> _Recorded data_
■ ■ ■ ■ ■

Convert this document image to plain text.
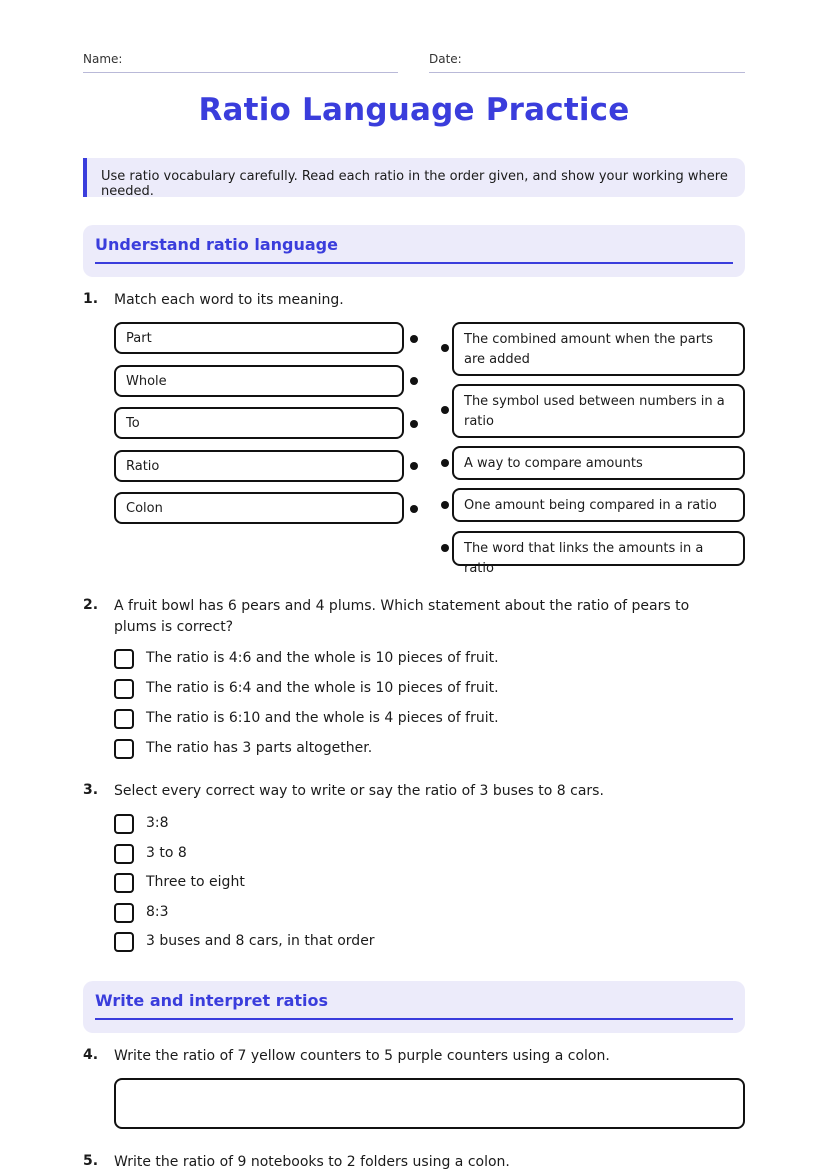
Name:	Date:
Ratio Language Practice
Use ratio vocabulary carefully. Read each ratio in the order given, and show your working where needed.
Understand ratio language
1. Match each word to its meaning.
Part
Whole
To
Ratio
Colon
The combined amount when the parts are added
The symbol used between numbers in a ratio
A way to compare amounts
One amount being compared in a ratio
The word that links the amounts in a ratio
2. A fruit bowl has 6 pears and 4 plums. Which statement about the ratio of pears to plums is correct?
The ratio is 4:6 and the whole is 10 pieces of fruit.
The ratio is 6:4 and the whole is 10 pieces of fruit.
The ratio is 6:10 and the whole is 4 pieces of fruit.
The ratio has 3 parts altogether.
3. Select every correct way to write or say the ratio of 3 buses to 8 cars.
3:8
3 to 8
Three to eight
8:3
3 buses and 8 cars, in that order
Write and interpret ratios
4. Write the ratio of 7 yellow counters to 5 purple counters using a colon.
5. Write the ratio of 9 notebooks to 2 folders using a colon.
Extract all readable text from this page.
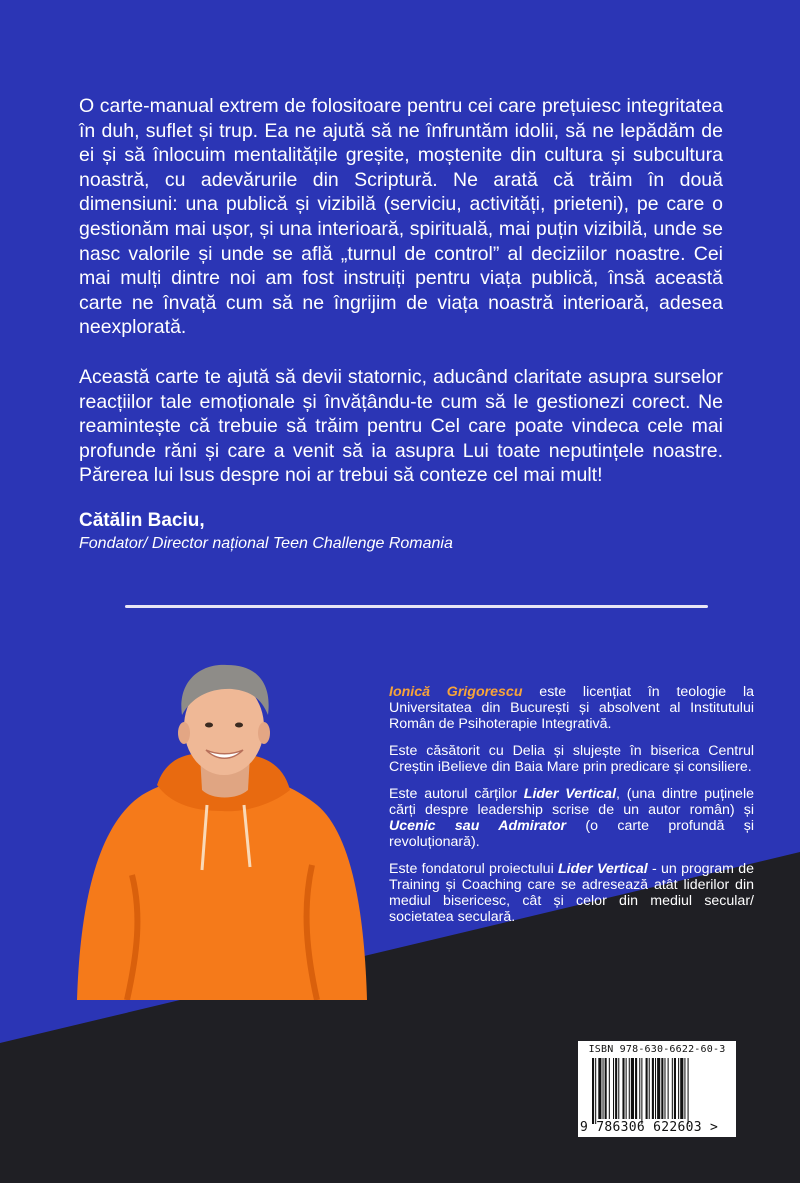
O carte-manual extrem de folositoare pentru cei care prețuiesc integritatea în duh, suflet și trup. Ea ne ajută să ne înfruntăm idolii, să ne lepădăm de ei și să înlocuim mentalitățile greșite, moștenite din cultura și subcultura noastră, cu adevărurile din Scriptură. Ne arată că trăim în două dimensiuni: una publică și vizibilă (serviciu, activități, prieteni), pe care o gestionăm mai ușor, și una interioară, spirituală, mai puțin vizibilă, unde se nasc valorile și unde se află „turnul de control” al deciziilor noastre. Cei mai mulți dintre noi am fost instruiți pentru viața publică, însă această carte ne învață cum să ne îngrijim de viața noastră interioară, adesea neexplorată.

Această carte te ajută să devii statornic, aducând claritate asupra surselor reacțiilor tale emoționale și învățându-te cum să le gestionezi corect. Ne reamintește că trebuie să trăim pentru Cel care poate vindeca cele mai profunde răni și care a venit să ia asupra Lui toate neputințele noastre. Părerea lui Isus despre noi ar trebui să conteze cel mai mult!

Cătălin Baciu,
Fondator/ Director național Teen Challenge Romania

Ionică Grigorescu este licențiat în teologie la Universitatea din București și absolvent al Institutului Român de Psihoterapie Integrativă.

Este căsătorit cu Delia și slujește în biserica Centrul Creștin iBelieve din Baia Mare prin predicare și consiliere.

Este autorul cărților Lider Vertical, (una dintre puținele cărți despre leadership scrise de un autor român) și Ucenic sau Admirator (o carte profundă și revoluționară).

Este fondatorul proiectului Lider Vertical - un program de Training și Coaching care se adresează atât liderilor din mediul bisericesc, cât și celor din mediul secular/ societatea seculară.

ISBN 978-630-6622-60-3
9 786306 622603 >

■ ■ ■ ■ ■

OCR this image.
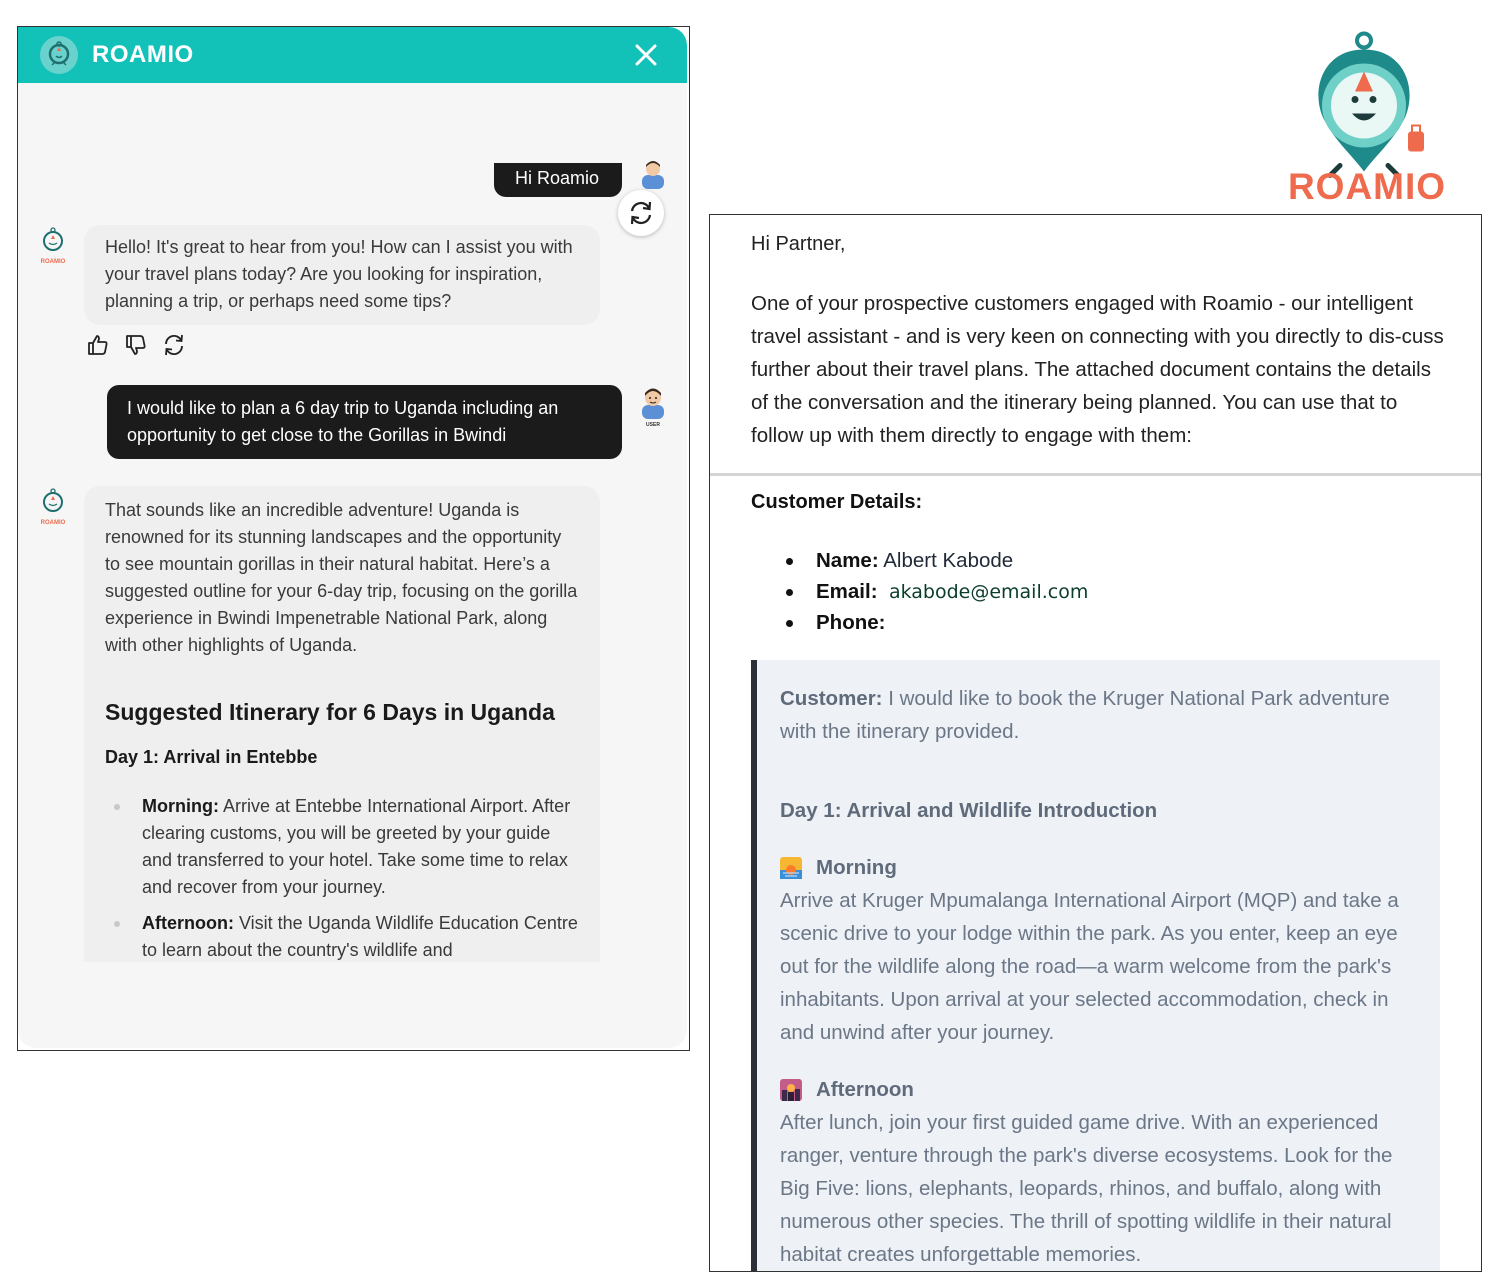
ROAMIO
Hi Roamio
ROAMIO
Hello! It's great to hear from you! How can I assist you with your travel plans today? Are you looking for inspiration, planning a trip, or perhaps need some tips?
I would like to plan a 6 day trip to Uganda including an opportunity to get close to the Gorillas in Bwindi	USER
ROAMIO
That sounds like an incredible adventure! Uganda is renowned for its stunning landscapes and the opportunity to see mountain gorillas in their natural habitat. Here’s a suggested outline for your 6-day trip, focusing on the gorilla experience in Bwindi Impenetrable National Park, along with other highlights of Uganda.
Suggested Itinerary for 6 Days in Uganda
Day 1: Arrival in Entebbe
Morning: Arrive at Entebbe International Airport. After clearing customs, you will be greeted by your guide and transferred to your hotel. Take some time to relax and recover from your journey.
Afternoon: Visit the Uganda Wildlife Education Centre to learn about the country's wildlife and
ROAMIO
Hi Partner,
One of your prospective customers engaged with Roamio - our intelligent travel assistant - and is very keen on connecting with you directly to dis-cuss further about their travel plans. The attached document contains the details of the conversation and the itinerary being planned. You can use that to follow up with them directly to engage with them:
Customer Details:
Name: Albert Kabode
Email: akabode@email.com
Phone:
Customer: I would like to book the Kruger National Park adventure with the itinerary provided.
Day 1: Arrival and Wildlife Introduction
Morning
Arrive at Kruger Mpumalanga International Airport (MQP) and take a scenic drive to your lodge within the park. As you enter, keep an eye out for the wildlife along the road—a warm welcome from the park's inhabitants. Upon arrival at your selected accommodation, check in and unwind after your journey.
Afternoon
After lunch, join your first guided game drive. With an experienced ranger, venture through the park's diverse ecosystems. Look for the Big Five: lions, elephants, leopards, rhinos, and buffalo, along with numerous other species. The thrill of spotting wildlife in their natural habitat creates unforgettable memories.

■ ■ ■ ■ ■

> _TASK STATEMENT_
Identify every line above with the string "along" in it. Copy those lines.

> _RESPONSE TO THE TASK_
That sounds like an incredible adventure! Uganda is renowned for its stunning landscapes and the opportunity to see mountain gorillas in their natural habitat. Here’s a suggested outline for your 6-day trip, focusing on the gorilla experience in Bwindi Impenetrable National Park, along with other highlights of Uganda.
Arrive at Kruger Mpumalanga International Airport (MQP) and take a scenic drive to your lodge within the park. As you enter, keep an eye out for the wildlife along the road—a warm welcome from the park's inhabitants. Upon arrival at your selected accommodation, check in and unwind after your journey.
After lunch, join your first guided game drive. With an experienced ranger, venture through the park's diverse ecosystems. Look for the Big Five: lions, elephants, leopards, rhinos, and buffalo, along with numerous other species. The thrill of spotting wildlife in their natural habitat creates unforgettable memories.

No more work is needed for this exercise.